## Problem details
Copy out all the entries exactly.

## Records from a collection of figures
━━━━━━

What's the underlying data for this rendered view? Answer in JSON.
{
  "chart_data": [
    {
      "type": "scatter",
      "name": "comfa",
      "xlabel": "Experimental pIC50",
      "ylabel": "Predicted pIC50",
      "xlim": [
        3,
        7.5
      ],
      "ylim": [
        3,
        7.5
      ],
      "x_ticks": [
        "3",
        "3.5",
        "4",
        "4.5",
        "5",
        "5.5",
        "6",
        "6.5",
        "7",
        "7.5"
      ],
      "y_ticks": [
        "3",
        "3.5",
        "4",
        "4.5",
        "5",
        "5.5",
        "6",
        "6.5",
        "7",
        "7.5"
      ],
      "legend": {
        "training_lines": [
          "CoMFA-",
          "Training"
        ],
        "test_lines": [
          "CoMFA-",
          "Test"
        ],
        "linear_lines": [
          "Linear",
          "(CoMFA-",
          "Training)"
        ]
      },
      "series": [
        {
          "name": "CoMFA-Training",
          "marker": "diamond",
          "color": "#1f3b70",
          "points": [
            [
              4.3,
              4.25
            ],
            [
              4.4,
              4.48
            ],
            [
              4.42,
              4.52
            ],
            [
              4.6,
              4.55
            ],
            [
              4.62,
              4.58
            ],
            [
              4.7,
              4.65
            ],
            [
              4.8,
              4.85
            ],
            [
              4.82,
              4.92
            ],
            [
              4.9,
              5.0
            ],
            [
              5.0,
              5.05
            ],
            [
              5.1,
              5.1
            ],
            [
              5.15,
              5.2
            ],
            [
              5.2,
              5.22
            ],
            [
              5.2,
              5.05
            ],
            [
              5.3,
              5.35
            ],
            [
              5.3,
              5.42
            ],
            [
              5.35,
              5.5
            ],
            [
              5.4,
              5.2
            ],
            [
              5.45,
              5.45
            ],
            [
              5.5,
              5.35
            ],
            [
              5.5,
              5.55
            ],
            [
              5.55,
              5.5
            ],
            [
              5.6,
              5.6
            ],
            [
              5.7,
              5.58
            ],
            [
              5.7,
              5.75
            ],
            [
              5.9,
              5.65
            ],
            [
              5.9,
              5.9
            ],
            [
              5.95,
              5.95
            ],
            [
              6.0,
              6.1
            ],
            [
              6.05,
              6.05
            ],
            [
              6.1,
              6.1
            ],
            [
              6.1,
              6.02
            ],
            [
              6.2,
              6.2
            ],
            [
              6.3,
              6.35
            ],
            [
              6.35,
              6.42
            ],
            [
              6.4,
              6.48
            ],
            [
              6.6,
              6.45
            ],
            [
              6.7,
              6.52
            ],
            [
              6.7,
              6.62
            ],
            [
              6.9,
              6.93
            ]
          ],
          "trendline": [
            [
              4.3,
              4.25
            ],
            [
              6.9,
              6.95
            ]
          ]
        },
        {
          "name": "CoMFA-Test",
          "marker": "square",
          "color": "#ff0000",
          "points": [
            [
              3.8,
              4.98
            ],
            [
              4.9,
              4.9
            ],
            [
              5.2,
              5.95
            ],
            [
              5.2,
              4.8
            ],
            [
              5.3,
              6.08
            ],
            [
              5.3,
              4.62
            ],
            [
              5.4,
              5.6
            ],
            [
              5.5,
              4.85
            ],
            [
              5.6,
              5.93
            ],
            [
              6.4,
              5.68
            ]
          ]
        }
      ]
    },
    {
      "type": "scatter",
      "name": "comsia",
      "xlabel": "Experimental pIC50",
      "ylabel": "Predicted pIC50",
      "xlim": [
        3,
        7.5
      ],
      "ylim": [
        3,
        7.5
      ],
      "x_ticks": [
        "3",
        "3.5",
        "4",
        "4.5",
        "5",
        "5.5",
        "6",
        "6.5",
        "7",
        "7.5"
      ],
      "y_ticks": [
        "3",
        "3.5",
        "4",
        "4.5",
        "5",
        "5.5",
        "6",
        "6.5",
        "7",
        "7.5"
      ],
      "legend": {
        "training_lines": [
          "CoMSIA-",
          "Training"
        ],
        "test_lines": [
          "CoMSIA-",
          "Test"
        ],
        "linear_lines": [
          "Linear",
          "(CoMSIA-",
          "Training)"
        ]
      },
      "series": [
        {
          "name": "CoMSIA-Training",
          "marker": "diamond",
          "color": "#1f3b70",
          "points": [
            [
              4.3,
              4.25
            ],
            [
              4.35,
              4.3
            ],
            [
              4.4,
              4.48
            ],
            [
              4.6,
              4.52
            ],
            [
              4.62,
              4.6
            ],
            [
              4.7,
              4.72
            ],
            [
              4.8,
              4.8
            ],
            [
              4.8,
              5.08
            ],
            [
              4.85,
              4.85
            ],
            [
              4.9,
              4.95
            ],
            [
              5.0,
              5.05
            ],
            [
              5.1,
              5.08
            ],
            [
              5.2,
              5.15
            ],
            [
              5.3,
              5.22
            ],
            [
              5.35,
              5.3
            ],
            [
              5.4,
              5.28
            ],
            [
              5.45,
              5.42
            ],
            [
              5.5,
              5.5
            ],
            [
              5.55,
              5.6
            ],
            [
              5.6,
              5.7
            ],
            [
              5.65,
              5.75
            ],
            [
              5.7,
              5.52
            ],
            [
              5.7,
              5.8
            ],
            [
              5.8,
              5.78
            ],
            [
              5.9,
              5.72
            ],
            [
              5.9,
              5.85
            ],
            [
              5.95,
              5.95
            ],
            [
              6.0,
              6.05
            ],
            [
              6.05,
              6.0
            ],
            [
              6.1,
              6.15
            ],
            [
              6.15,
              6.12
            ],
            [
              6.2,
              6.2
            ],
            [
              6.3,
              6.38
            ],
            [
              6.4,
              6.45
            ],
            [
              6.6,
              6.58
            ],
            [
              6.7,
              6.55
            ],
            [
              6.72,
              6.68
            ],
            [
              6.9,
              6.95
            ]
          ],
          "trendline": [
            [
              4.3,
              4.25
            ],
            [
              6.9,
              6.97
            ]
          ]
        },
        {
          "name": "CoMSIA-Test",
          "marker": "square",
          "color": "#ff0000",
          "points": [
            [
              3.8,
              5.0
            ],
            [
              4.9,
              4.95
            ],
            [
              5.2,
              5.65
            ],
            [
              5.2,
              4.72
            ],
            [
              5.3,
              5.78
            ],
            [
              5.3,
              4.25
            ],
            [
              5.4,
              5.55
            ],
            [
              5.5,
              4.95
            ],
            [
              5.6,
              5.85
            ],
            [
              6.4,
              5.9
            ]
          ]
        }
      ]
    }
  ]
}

━━━━━━

## Correct output
What's the underlying data for this rendered view? Answer in JSON.
{
  "chart_data": [
    {
      "type": "scatter",
      "name": "comfa",
      "xlabel": "Experimental pIC50",
      "ylabel": "Predicted pIC50",
      "xlim": [
        3,
        7.5
      ],
      "ylim": [
        3,
        7.5
      ],
      "x_ticks": [
        "3",
        "3.5",
        "4",
        "4.5",
        "5",
        "5.5",
        "6",
        "6.5",
        "7",
        "7.5"
      ],
      "y_ticks": [
        "3",
        "3.5",
        "4",
        "4.5",
        "5",
        "5.5",
        "6",
        "6.5",
        "7",
        "7.5"
      ],
      "legend": {
        "training_lines": [
          "CoMFA-",
          "Training"
        ],
        "test_lines": [
          "CoMFA-",
          "Test"
        ],
        "linear_lines": [
          "Linear",
          "(CoMFA-",
          "Training)"
        ]
      },
      "series": [
        {
          "name": "CoMFA-Training",
          "marker": "diamond",
          "color": "#1f3b70",
          "points": [
            [
              4.3,
              4.25
            ],
            [
              4.4,
              4.48
            ],
            [
              4.42,
              4.52
            ],
            [
              4.6,
              4.55
            ],
            [
              4.62,
              4.58
            ],
            [
              4.7,
              4.65
            ],
            [
              4.8,
              4.85
            ],
            [
              4.82,
              4.92
            ],
            [
              4.9,
              5.0
            ],
            [
              5.0,
              5.05
            ],
            [
              5.1,
              5.1
            ],
            [
              5.15,
              5.2
            ],
            [
              5.2,
              5.22
            ],
            [
              5.2,
              5.05
            ],
            [
              5.3,
              5.35
            ],
            [
              5.3,
              5.42
            ],
            [
              5.35,
              5.5
            ],
            [
              5.4,
              5.2
            ],
            [
              5.45,
              5.45
            ],
            [
              5.5,
              5.35
            ],
            [
              5.5,
              5.55
            ],
            [
              5.55,
              5.5
            ],
            [
              5.6,
              5.6
            ],
            [
              5.7,
              5.58
            ],
            [
              5.7,
              5.75
            ],
            [
              5.9,
              5.65
            ],
            [
              5.9,
              5.9
            ],
            [
              5.95,
              5.95
            ],
            [
              6.0,
              6.1
            ],
            [
              6.05,
              6.05
            ],
            [
              6.1,
              6.1
            ],
            [
              6.1,
              6.02
            ],
            [
              6.2,
              6.2
            ],
            [
              6.3,
              6.35
            ],
            [
              6.35,
              6.42
            ],
            [
              6.4,
              6.48
            ],
            [
              6.6,
              6.45
            ],
            [
              6.7,
              6.52
            ],
            [
              6.7,
              6.62
            ],
            [
              6.9,
              6.93
            ]
          ],
          "trendline": [
            [
              4.3,
              4.25
            ],
            [
              6.9,
              6.95
            ]
          ]
        },
        {
          "name": "CoMFA-Test",
          "marker": "square",
          "color": "#ff0000",
          "points": [
            [
              3.8,
              4.98
            ],
            [
              4.9,
              4.9
            ],
            [
              5.2,
              5.95
            ],
            [
              5.2,
              4.8
            ],
            [
              5.3,
              6.08
            ],
            [
              5.3,
              4.62
            ],
            [
              5.4,
              5.6
            ],
            [
              5.5,
              4.85
            ],
            [
              5.6,
              5.93
            ],
            [
              6.4,
              5.68
            ]
          ]
        }
      ]
    },
    {
      "type": "scatter",
      "name": "comsia",
      "xlabel": "Experimental pIC50",
      "ylabel": "Predicted pIC50",
      "xlim": [
        3,
        7.5
      ],
      "ylim": [
        3,
        7.5
      ],
      "x_ticks": [
        "3",
        "3.5",
        "4",
        "4.5",
        "5",
        "5.5",
        "6",
        "6.5",
        "7",
        "7.5"
      ],
      "y_ticks": [
        "3",
        "3.5",
        "4",
        "4.5",
        "5",
        "5.5",
        "6",
        "6.5",
        "7",
        "7.5"
      ],
      "legend": {
        "training_lines": [
          "CoMSIA-",
          "Training"
        ],
        "test_lines": [
          "CoMSIA-",
          "Test"
        ],
        "linear_lines": [
          "Linear",
          "(CoMSIA-",
          "Training)"
        ]
      },
      "series": [
        {
          "name": "CoMSIA-Training",
          "marker": "diamond",
          "color": "#1f3b70",
          "points": [
            [
              4.3,
              4.25
            ],
            [
              4.35,
              4.3
            ],
            [
              4.4,
              4.48
            ],
            [
              4.6,
              4.52
            ],
            [
              4.62,
              4.6
            ],
            [
              4.7,
              4.72
            ],
            [
              4.8,
              4.8
            ],
            [
              4.8,
              5.08
            ],
            [
              4.85,
              4.85
            ],
            [
              4.9,
              4.95
            ],
            [
              5.0,
              5.05
            ],
            [
              5.1,
              5.08
            ],
            [
              5.2,
              5.15
            ],
            [
              5.3,
              5.22
            ],
            [
              5.35,
              5.3
            ],
            [
              5.4,
              5.28
            ],
            [
              5.45,
              5.42
            ],
            [
              5.5,
              5.5
            ],
            [
              5.55,
              5.6
            ],
            [
              5.6,
              5.7
            ],
            [
              5.65,
              5.75
            ],
            [
              5.7,
              5.52
            ],
            [
              5.7,
              5.8
            ],
            [
              5.8,
              5.78
            ],
            [
              5.9,
              5.72
            ],
            [
              5.9,
              5.85
            ],
            [
              5.95,
              5.95
            ],
            [
              6.0,
              6.05
            ],
            [
              6.05,
              6.0
            ],
            [
              6.1,
              6.15
            ],
            [
              6.15,
              6.12
            ],
            [
              6.2,
              6.2
            ],
            [
              6.3,
              6.38
            ],
            [
              6.4,
              6.45
            ],
            [
              6.6,
              6.58
            ],
            [
              6.7,
              6.55
            ],
            [
              6.72,
              6.68
            ],
            [
              6.9,
              6.95
            ]
          ],
          "trendline": [
            [
              4.3,
              4.25
            ],
            [
              6.9,
              6.97
            ]
          ]
        },
        {
          "name": "CoMSIA-Test",
          "marker": "square",
          "color": "#ff0000",
          "points": [
            [
              3.8,
              5.0
            ],
            [
              4.9,
              4.95
            ],
            [
              5.2,
              5.65
            ],
            [
              5.2,
              4.72
            ],
            [
              5.3,
              5.78
            ],
            [
              5.3,
              4.25
            ],
            [
              5.4,
              5.55
            ],
            [
              5.5,
              4.95
            ],
            [
              5.6,
              5.85
            ],
            [
              6.4,
              5.9
            ]
          ]
        }
      ]
    }
  ]
}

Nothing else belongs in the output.